>> Start EXERCISE MATERIAL

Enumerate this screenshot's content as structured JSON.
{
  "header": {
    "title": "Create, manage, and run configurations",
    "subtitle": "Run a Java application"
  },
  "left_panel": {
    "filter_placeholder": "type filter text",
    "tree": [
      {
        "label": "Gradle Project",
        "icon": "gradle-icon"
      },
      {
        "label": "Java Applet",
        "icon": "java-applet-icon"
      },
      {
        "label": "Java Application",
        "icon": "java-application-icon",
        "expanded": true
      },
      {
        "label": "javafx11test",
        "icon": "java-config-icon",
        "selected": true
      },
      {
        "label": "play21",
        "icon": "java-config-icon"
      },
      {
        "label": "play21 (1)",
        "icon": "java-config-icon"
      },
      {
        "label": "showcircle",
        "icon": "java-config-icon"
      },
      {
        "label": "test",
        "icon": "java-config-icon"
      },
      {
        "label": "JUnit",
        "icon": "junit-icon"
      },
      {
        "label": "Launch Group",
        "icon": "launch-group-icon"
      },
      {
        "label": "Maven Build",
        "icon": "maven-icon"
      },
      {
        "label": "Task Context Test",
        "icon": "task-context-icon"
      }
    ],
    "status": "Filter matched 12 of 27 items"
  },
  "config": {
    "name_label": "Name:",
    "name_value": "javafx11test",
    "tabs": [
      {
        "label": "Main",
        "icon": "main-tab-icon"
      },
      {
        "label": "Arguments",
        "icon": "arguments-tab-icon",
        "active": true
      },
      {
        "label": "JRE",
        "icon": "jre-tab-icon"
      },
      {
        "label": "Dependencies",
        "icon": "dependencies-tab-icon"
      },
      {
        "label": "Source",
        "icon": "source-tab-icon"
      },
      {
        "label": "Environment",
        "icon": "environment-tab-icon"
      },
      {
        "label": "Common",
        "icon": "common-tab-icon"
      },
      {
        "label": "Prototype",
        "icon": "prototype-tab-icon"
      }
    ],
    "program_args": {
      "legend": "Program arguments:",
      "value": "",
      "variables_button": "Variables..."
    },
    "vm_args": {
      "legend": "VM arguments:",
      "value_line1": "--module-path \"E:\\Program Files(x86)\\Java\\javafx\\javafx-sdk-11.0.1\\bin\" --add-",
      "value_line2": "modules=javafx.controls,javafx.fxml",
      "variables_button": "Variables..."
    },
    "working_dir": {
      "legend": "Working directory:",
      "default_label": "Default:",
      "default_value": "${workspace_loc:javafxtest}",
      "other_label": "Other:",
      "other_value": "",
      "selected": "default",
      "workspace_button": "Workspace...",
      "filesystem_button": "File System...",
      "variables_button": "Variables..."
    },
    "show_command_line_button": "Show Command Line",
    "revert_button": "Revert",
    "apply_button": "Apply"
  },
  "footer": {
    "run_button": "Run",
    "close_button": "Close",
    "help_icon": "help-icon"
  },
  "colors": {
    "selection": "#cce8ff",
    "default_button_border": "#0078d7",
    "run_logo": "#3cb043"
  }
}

>> End EXERCISE MATERIAL

*YOUR OBJECTIVE*
Count the lines above that contain the word "legend", and give only that number.

*ANSWER*
3